Entries provided:
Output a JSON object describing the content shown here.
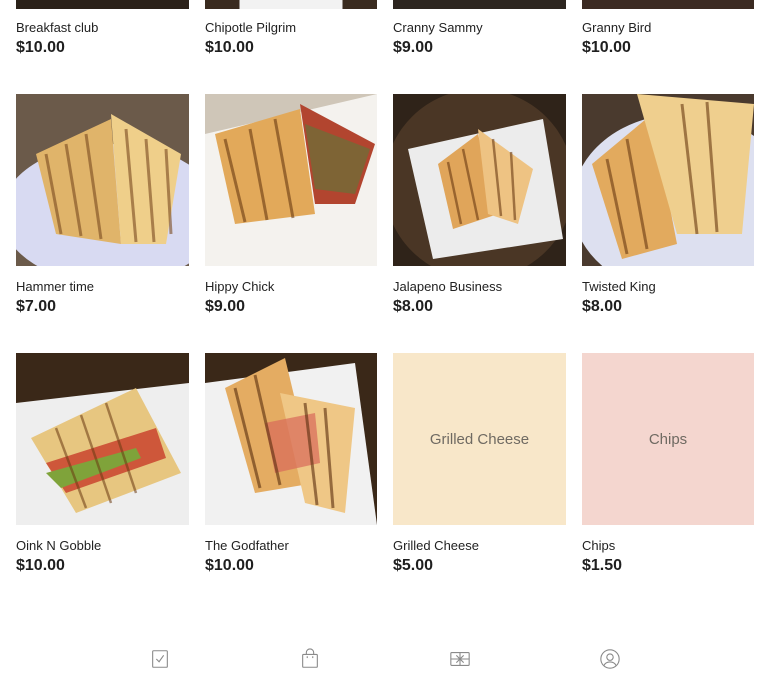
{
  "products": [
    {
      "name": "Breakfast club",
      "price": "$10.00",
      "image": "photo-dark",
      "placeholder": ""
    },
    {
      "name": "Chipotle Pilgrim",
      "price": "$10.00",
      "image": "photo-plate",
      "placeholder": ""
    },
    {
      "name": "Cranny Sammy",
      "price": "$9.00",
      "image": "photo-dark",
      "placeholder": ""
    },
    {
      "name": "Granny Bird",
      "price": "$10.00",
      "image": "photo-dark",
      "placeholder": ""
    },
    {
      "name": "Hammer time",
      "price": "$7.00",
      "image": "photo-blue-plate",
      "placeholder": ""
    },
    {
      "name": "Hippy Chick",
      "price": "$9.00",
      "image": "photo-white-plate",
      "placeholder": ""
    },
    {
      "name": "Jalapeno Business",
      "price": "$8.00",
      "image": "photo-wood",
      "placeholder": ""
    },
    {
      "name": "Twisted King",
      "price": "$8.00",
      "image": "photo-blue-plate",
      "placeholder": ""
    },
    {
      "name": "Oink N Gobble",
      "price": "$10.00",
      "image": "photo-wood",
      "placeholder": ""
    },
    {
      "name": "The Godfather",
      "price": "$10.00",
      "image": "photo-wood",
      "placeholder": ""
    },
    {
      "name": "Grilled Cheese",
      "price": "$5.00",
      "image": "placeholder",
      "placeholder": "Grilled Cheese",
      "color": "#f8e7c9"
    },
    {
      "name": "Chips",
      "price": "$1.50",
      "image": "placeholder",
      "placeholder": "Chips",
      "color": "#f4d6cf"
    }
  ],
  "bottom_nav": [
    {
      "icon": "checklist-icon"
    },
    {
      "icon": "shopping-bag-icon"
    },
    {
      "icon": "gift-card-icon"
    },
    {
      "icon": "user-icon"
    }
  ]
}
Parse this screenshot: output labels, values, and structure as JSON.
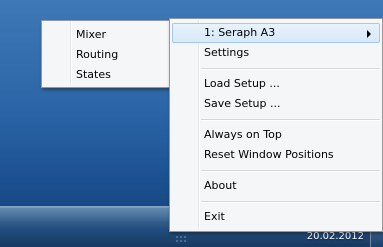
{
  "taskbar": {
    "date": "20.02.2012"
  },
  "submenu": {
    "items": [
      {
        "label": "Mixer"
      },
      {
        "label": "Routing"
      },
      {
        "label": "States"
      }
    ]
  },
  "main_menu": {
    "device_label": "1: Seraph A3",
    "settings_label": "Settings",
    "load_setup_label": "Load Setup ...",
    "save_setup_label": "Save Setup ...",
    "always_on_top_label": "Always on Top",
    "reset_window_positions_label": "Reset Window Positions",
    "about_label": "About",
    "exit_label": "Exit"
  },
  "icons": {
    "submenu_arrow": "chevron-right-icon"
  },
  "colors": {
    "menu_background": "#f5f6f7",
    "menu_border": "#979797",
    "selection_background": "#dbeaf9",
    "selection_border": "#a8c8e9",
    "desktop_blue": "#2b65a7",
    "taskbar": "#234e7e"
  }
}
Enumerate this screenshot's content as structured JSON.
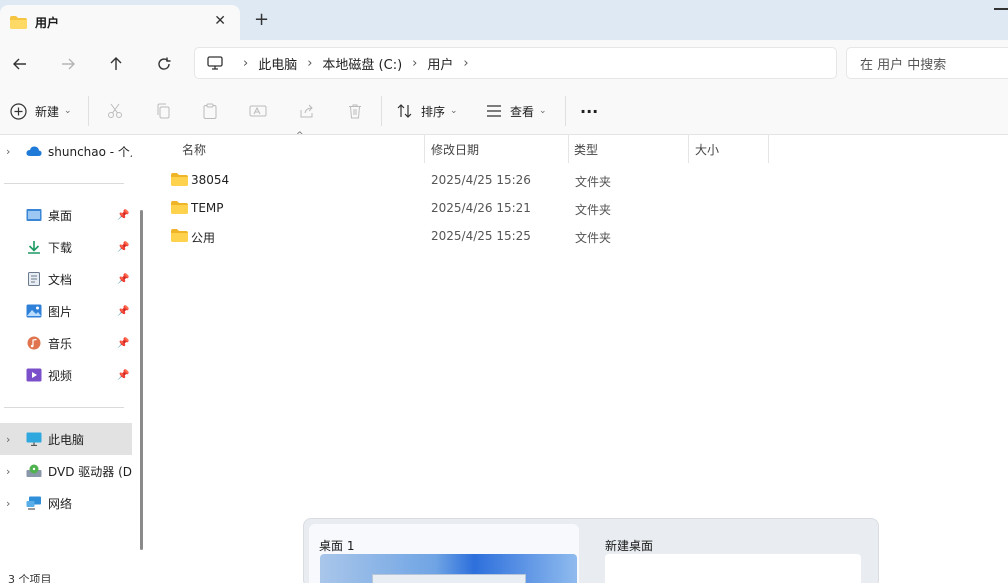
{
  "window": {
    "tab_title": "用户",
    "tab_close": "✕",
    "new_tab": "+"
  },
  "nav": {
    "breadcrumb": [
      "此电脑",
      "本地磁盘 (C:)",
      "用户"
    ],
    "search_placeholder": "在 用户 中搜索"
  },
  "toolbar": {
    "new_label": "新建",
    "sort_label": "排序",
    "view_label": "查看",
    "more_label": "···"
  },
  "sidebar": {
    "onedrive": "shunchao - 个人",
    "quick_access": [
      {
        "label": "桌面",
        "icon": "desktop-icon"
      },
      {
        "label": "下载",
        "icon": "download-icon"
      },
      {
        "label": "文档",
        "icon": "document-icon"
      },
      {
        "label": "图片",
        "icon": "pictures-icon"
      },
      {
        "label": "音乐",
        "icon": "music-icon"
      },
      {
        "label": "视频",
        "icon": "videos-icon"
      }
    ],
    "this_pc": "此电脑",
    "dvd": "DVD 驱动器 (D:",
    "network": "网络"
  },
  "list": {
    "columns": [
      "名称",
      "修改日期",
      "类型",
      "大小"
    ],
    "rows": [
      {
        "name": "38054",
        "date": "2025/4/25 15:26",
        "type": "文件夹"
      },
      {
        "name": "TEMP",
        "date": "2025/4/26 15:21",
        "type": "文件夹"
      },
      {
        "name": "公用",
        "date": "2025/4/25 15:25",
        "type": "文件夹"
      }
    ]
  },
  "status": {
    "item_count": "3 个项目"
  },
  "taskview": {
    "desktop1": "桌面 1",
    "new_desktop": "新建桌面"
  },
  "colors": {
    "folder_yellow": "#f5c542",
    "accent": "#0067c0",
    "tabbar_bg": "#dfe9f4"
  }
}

Stated task:
Leave the images out and output the remaining material exactly as it stands.

The answer:
Output a JSON object describing the content shown here.
{
  "products": [
    {
      "name": "Breakfast club",
      "price": "$10.00",
      "image": "photo-dark",
      "placeholder": ""
    },
    {
      "name": "Chipotle Pilgrim",
      "price": "$10.00",
      "image": "photo-plate",
      "placeholder": ""
    },
    {
      "name": "Cranny Sammy",
      "price": "$9.00",
      "image": "photo-dark",
      "placeholder": ""
    },
    {
      "name": "Granny Bird",
      "price": "$10.00",
      "image": "photo-dark",
      "placeholder": ""
    },
    {
      "name": "Hammer time",
      "price": "$7.00",
      "image": "photo-blue-plate",
      "placeholder": ""
    },
    {
      "name": "Hippy Chick",
      "price": "$9.00",
      "image": "photo-white-plate",
      "placeholder": ""
    },
    {
      "name": "Jalapeno Business",
      "price": "$8.00",
      "image": "photo-wood",
      "placeholder": ""
    },
    {
      "name": "Twisted King",
      "price": "$8.00",
      "image": "photo-blue-plate",
      "placeholder": ""
    },
    {
      "name": "Oink N Gobble",
      "price": "$10.00",
      "image": "photo-wood",
      "placeholder": ""
    },
    {
      "name": "The Godfather",
      "price": "$10.00",
      "image": "photo-wood",
      "placeholder": ""
    },
    {
      "name": "Grilled Cheese",
      "price": "$5.00",
      "image": "placeholder",
      "placeholder": "Grilled Cheese",
      "color": "#f8e7c9"
    },
    {
      "name": "Chips",
      "price": "$1.50",
      "image": "placeholder",
      "placeholder": "Chips",
      "color": "#f4d6cf"
    }
  ],
  "bottom_nav": [
    {
      "icon": "checklist-icon"
    },
    {
      "icon": "shopping-bag-icon"
    },
    {
      "icon": "gift-card-icon"
    },
    {
      "icon": "user-icon"
    }
  ]
}
Parse this screenshot: output labels, values, and structure as JSON.
{
  "taskbar": {
    "date": "20.02.2012"
  },
  "submenu": {
    "items": [
      {
        "label": "Mixer"
      },
      {
        "label": "Routing"
      },
      {
        "label": "States"
      }
    ]
  },
  "main_menu": {
    "device_label": "1: Seraph A3",
    "settings_label": "Settings",
    "load_setup_label": "Load Setup ...",
    "save_setup_label": "Save Setup ...",
    "always_on_top_label": "Always on Top",
    "reset_window_positions_label": "Reset Window Positions",
    "about_label": "About",
    "exit_label": "Exit"
  },
  "icons": {
    "submenu_arrow": "chevron-right-icon"
  },
  "colors": {
    "menu_background": "#f5f6f7",
    "menu_border": "#979797",
    "selection_background": "#dbeaf9",
    "selection_border": "#a8c8e9",
    "desktop_blue": "#2b65a7",
    "taskbar": "#234e7e"
  }
}
Enumerate this screenshot's content as structured JSON.
{
  "window": {
    "tab_title": "用户",
    "tab_close": "✕",
    "new_tab": "+"
  },
  "nav": {
    "breadcrumb": [
      "此电脑",
      "本地磁盘 (C:)",
      "用户"
    ],
    "search_placeholder": "在 用户 中搜索"
  },
  "toolbar": {
    "new_label": "新建",
    "sort_label": "排序",
    "view_label": "查看",
    "more_label": "···"
  },
  "sidebar": {
    "onedrive": "shunchao - 个人",
    "quick_access": [
      {
        "label": "桌面",
        "icon": "desktop-icon"
      },
      {
        "label": "下载",
        "icon": "download-icon"
      },
      {
        "label": "文档",
        "icon": "document-icon"
      },
      {
        "label": "图片",
        "icon": "pictures-icon"
      },
      {
        "label": "音乐",
        "icon": "music-icon"
      },
      {
        "label": "视频",
        "icon": "videos-icon"
      }
    ],
    "this_pc": "此电脑",
    "dvd": "DVD 驱动器 (D:",
    "network": "网络"
  },
  "list": {
    "columns": [
      "名称",
      "修改日期",
      "类型",
      "大小"
    ],
    "rows": [
      {
        "name": "38054",
        "date": "2025/4/25 15:26",
        "type": "文件夹"
      },
      {
        "name": "TEMP",
        "date": "2025/4/26 15:21",
        "type": "文件夹"
      },
      {
        "name": "公用",
        "date": "2025/4/25 15:25",
        "type": "文件夹"
      }
    ]
  },
  "status": {
    "item_count": "3 个项目"
  },
  "taskview": {
    "desktop1": "桌面 1",
    "new_desktop": "新建桌面"
  },
  "colors": {
    "folder_yellow": "#f5c542",
    "accent": "#0067c0",
    "tabbar_bg": "#dfe9f4"
  }
}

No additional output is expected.